> [Challenge] What lines of the data hold the string "Trung"? Pull each one out.

> [Given records]
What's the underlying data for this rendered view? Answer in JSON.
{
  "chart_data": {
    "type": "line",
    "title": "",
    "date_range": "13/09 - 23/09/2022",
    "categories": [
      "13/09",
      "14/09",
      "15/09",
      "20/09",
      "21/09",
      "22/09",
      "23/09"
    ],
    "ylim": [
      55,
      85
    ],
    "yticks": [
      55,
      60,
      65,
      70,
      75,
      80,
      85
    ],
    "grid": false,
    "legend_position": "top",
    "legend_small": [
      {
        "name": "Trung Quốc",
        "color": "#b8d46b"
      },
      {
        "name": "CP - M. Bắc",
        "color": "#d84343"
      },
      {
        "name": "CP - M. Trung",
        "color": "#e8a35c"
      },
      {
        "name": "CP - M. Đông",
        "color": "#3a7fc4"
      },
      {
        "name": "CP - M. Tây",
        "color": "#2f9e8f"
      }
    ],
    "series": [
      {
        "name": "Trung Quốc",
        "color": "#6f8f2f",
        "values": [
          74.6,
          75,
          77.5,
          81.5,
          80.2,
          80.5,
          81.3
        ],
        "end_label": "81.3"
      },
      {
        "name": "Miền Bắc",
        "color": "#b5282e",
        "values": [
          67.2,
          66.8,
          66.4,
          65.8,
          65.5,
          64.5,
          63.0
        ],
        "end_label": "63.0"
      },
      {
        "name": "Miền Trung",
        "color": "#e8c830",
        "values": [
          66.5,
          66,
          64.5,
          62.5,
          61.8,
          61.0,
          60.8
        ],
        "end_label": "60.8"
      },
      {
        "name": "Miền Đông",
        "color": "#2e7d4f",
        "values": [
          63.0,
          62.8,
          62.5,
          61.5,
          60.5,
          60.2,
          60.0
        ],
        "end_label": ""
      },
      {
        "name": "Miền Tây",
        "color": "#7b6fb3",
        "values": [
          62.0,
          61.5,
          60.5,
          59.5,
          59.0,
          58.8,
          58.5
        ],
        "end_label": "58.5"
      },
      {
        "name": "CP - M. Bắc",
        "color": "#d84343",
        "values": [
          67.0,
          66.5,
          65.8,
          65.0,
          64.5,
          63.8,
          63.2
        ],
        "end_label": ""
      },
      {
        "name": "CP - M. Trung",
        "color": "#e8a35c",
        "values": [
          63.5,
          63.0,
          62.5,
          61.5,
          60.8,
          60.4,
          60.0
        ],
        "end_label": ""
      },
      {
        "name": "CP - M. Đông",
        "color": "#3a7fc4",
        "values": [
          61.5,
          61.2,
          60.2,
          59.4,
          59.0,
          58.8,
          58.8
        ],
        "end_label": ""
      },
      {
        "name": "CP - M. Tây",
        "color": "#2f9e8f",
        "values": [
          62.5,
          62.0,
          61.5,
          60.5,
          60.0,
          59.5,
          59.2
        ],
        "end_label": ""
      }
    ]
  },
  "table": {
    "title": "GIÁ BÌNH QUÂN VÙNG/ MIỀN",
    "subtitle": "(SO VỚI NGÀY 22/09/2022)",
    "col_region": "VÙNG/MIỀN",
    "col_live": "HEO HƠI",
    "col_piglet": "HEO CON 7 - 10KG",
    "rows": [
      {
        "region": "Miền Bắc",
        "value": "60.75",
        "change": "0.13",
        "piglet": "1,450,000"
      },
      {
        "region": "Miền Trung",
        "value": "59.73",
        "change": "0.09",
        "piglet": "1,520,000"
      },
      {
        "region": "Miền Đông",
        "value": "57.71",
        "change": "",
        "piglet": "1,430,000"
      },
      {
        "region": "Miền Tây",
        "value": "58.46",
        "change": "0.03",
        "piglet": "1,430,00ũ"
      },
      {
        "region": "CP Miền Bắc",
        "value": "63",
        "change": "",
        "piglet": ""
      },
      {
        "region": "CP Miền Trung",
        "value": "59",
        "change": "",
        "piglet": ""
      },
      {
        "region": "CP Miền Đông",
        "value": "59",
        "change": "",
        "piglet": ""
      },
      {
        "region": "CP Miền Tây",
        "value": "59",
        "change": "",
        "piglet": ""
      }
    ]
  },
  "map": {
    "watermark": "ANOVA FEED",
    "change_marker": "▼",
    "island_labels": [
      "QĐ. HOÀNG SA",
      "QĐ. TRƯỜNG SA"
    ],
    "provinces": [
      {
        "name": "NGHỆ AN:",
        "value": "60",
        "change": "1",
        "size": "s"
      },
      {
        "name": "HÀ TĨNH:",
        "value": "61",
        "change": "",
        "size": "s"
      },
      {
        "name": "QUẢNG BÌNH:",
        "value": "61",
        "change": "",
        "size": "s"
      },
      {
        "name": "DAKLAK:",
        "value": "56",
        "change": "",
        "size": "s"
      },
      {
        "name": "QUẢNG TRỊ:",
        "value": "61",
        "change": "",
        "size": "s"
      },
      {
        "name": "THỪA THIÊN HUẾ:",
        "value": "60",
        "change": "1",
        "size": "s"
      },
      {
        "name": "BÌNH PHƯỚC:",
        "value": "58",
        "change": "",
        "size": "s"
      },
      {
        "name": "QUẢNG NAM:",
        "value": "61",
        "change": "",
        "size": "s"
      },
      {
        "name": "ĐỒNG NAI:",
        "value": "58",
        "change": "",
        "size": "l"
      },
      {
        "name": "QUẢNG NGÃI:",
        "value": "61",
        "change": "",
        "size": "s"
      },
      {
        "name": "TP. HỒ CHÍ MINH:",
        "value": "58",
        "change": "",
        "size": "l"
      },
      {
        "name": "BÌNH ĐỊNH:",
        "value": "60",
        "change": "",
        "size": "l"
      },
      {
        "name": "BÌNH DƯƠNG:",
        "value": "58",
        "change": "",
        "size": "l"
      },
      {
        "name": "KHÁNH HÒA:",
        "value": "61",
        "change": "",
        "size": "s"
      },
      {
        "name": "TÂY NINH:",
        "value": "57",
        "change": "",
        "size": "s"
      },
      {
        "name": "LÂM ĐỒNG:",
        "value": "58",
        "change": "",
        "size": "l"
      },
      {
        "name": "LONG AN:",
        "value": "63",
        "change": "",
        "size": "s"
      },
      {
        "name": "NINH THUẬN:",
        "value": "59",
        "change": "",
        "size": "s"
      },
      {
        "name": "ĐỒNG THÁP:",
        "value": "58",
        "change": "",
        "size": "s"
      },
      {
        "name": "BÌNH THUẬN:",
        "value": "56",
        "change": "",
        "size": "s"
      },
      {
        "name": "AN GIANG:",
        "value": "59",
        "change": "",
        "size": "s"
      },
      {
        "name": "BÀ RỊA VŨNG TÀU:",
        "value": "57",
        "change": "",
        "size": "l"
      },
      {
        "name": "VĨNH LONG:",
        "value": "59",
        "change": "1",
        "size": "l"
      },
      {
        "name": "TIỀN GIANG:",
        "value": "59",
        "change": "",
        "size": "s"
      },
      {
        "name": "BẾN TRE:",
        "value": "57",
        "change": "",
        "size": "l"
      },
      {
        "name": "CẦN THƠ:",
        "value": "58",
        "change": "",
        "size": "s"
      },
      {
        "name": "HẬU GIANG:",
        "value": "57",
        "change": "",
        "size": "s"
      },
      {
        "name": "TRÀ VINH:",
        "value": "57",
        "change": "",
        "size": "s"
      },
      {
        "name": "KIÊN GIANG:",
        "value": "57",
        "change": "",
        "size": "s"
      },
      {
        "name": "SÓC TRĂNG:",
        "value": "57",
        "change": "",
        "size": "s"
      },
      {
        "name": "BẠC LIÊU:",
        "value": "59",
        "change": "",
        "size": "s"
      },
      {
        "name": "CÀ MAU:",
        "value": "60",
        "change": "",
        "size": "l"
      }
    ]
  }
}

> [Response for this exercise]
        "name": "Trung Quốc",
        "name": "CP - M. Trung",
        "name": "Trung Quốc",
        "name": "Miền Trung",
        "name": "CP - M. Trung",
        "region": "Miền Trung",
        "region": "CP Miền Trung",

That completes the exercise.